# Directions
Make an exact copy of all the data.

# Dataset extract

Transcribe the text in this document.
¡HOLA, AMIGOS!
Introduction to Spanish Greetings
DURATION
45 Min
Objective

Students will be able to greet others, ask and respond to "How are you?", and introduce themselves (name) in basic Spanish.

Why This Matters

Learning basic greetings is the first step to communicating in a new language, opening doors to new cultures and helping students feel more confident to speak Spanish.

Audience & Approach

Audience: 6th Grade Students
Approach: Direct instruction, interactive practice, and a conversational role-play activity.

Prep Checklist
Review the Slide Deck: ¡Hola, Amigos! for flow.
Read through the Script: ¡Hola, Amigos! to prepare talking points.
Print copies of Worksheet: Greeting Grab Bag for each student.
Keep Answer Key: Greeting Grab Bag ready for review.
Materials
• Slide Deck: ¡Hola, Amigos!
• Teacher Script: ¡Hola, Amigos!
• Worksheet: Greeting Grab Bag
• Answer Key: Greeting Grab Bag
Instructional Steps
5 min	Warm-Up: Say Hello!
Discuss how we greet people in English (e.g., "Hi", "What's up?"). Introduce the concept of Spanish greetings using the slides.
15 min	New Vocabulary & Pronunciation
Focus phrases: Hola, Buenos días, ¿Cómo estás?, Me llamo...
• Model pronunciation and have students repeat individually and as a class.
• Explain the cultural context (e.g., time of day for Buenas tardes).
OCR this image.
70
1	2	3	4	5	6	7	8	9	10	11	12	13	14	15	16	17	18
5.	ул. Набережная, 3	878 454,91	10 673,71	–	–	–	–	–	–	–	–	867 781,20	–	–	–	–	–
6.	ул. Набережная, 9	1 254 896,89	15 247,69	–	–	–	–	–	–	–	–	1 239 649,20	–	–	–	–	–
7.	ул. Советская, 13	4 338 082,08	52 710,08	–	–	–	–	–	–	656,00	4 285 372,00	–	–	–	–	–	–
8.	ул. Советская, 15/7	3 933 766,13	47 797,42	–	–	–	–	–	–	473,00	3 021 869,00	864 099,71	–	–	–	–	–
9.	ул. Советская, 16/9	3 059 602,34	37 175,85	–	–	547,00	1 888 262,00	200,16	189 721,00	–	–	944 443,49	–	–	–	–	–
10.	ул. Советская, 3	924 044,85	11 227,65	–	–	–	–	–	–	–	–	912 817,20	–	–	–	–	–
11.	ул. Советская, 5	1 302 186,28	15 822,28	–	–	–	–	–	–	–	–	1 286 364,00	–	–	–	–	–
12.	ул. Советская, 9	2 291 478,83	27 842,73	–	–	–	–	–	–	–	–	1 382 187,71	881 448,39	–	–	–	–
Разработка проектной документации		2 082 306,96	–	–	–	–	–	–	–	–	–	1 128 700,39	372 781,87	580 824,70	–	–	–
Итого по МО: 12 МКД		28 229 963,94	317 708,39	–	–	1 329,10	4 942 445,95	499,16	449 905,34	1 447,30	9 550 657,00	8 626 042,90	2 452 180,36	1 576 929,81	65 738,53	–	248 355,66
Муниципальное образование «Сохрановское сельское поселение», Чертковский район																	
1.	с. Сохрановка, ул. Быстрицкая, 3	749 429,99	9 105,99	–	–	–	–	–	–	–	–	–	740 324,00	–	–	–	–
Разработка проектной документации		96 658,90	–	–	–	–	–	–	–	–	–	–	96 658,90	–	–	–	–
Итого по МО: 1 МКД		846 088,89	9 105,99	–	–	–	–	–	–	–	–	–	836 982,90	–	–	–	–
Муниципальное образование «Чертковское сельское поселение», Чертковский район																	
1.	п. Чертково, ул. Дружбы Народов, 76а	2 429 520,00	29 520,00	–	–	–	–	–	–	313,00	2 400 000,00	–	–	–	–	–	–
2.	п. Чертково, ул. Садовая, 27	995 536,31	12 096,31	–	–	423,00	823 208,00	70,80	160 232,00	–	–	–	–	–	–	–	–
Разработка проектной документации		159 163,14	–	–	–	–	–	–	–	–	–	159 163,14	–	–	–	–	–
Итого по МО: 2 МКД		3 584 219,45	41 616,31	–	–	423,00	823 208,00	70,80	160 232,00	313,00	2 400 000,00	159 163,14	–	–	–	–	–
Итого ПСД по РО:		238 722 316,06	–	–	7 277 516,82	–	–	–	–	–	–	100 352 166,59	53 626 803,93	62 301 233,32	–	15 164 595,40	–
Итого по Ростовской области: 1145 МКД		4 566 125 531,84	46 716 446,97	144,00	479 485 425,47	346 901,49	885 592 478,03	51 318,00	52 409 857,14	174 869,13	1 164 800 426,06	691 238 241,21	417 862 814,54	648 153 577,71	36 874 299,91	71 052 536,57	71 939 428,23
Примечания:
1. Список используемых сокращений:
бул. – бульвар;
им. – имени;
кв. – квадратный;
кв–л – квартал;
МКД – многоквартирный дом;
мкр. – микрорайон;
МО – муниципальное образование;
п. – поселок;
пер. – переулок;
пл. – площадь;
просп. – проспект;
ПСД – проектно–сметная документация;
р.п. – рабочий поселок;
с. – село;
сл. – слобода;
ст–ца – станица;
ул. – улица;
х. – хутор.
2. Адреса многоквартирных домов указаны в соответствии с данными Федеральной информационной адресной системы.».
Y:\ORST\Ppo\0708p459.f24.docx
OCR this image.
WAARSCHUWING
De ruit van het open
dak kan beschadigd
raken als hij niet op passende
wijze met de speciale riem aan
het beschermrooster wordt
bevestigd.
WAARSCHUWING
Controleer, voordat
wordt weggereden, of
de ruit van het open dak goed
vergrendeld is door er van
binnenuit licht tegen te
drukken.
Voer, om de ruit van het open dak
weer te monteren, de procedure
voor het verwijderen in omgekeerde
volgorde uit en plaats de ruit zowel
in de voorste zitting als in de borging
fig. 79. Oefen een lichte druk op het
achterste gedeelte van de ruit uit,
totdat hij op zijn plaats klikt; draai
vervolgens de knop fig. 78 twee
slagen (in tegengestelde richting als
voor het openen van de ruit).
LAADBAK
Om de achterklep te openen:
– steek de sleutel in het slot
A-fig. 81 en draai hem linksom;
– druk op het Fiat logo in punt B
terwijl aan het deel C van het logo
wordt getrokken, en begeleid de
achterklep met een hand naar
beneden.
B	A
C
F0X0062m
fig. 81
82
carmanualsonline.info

# Worked solution
Transcribe the text in this document.
¡HOLA, AMIGOS!
Introduction to Spanish Greetings
DURATION
45 Min
Objective

Students will be able to greet others, ask and respond to "How are you?", and introduce themselves (name) in basic Spanish.

Why This Matters

Learning basic greetings is the first step to communicating in a new language, opening doors to new cultures and helping students feel more confident to speak Spanish.

Audience & Approach

Audience: 6th Grade Students
Approach: Direct instruction, interactive practice, and a conversational role-play activity.

Prep Checklist
Review the Slide Deck: ¡Hola, Amigos! for flow.
Read through the Script: ¡Hola, Amigos! to prepare talking points.
Print copies of Worksheet: Greeting Grab Bag for each student.
Keep Answer Key: Greeting Grab Bag ready for review.
Materials
• Slide Deck: ¡Hola, Amigos!
• Teacher Script: ¡Hola, Amigos!
• Worksheet: Greeting Grab Bag
• Answer Key: Greeting Grab Bag
Instructional Steps
5 min	Warm-Up: Say Hello!
Discuss how we greet people in English (e.g., "Hi", "What's up?"). Introduce the concept of Spanish greetings using the slides.
15 min	New Vocabulary & Pronunciation
Focus phrases: Hola, Buenos días, ¿Cómo estás?, Me llamo...
• Model pronunciation and have students repeat individually and as a class.
• Explain the cultural context (e.g., time of day for Buenas tardes).
OCR this image.
70
1	2	3	4	5	6	7	8	9	10	11	12	13	14	15	16	17	18
5.	ул. Набережная, 3	878 454,91	10 673,71	–	–	–	–	–	–	–	–	867 781,20	–	–	–	–	–
6.	ул. Набережная, 9	1 254 896,89	15 247,69	–	–	–	–	–	–	–	–	1 239 649,20	–	–	–	–	–
7.	ул. Советская, 13	4 338 082,08	52 710,08	–	–	–	–	–	–	656,00	4 285 372,00	–	–	–	–	–	–
8.	ул. Советская, 15/7	3 933 766,13	47 797,42	–	–	–	–	–	–	473,00	3 021 869,00	864 099,71	–	–	–	–	–
9.	ул. Советская, 16/9	3 059 602,34	37 175,85	–	–	547,00	1 888 262,00	200,16	189 721,00	–	–	944 443,49	–	–	–	–	–
10.	ул. Советская, 3	924 044,85	11 227,65	–	–	–	–	–	–	–	–	912 817,20	–	–	–	–	–
11.	ул. Советская, 5	1 302 186,28	15 822,28	–	–	–	–	–	–	–	–	1 286 364,00	–	–	–	–	–
12.	ул. Советская, 9	2 291 478,83	27 842,73	–	–	–	–	–	–	–	–	1 382 187,71	881 448,39	–	–	–	–
Разработка проектной документации		2 082 306,96	–	–	–	–	–	–	–	–	–	1 128 700,39	372 781,87	580 824,70	–	–	–
Итого по МО: 12 МКД		28 229 963,94	317 708,39	–	–	1 329,10	4 942 445,95	499,16	449 905,34	1 447,30	9 550 657,00	8 626 042,90	2 452 180,36	1 576 929,81	65 738,53	–	248 355,66
Муниципальное образование «Сохрановское сельское поселение», Чертковский район																	
1.	с. Сохрановка, ул. Быстрицкая, 3	749 429,99	9 105,99	–	–	–	–	–	–	–	–	–	740 324,00	–	–	–	–
Разработка проектной документации		96 658,90	–	–	–	–	–	–	–	–	–	–	96 658,90	–	–	–	–
Итого по МО: 1 МКД		846 088,89	9 105,99	–	–	–	–	–	–	–	–	–	836 982,90	–	–	–	–
Муниципальное образование «Чертковское сельское поселение», Чертковский район																	
1.	п. Чертково, ул. Дружбы Народов, 76а	2 429 520,00	29 520,00	–	–	–	–	–	–	313,00	2 400 000,00	–	–	–	–	–	–
2.	п. Чертково, ул. Садовая, 27	995 536,31	12 096,31	–	–	423,00	823 208,00	70,80	160 232,00	–	–	–	–	–	–	–	–
Разработка проектной документации		159 163,14	–	–	–	–	–	–	–	–	–	159 163,14	–	–	–	–	–
Итого по МО: 2 МКД		3 584 219,45	41 616,31	–	–	423,00	823 208,00	70,80	160 232,00	313,00	2 400 000,00	159 163,14	–	–	–	–	–
Итого ПСД по РО:		238 722 316,06	–	–	7 277 516,82	–	–	–	–	–	–	100 352 166,59	53 626 803,93	62 301 233,32	–	15 164 595,40	–
Итого по Ростовской области: 1145 МКД		4 566 125 531,84	46 716 446,97	144,00	479 485 425,47	346 901,49	885 592 478,03	51 318,00	52 409 857,14	174 869,13	1 164 800 426,06	691 238 241,21	417 862 814,54	648 153 577,71	36 874 299,91	71 052 536,57	71 939 428,23
Примечания:
1. Список используемых сокращений:
бул. – бульвар;
им. – имени;
кв. – квадратный;
кв–л – квартал;
МКД – многоквартирный дом;
мкр. – микрорайон;
МО – муниципальное образование;
п. – поселок;
пер. – переулок;
пл. – площадь;
просп. – проспект;
ПСД – проектно–сметная документация;
р.п. – рабочий поселок;
с. – село;
сл. – слобода;
ст–ца – станица;
ул. – улица;
х. – хутор.
2. Адреса многоквартирных домов указаны в соответствии с данными Федеральной информационной адресной системы.».
Y:\ORST\Ppo\0708p459.f24.docx
OCR this image.
WAARSCHUWING
De ruit van het open
dak kan beschadigd
raken als hij niet op passende
wijze met de speciale riem aan
het beschermrooster wordt
bevestigd.
WAARSCHUWING
Controleer, voordat
wordt weggereden, of
de ruit van het open dak goed
vergrendeld is door er van
binnenuit licht tegen te
drukken.
Voer, om de ruit van het open dak
weer te monteren, de procedure
voor het verwijderen in omgekeerde
volgorde uit en plaats de ruit zowel
in de voorste zitting als in de borging
fig. 79. Oefen een lichte druk op het
achterste gedeelte van de ruit uit,
totdat hij op zijn plaats klikt; draai
vervolgens de knop fig. 78 twee
slagen (in tegengestelde richting als
voor het openen van de ruit).
LAADBAK
Om de achterklep te openen:
– steek de sleutel in het slot
A-fig. 81 en draai hem linksom;
– druk op het Fiat logo in punt B
terwijl aan het deel C van het logo
wordt getrokken, en begeleid de
achterklep met een hand naar
beneden.
B	A
C
F0X0062m
fig. 81
82
carmanualsonline.info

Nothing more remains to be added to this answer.